Your task. Which lines below hold the word "waste"? Report each one.

Data shown.
Start

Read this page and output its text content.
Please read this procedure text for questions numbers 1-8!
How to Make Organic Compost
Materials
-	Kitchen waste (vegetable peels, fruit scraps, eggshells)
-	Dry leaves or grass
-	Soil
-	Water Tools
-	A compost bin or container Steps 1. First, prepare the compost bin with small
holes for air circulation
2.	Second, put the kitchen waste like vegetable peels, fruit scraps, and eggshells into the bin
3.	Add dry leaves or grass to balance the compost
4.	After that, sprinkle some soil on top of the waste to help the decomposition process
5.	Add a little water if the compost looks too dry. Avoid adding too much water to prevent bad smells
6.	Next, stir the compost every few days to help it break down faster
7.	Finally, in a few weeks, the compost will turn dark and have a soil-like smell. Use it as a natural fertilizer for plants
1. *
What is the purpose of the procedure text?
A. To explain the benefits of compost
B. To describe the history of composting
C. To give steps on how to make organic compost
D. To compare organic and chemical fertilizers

End

Exercise solution.
-	Kitchen waste (vegetable peels, fruit scraps, eggshells)
2.	Second, put the kitchen waste like vegetable peels, fruit scraps, and eggshells into the bin
4.	After that, sprinkle some soil on top of the waste to help the decomposition process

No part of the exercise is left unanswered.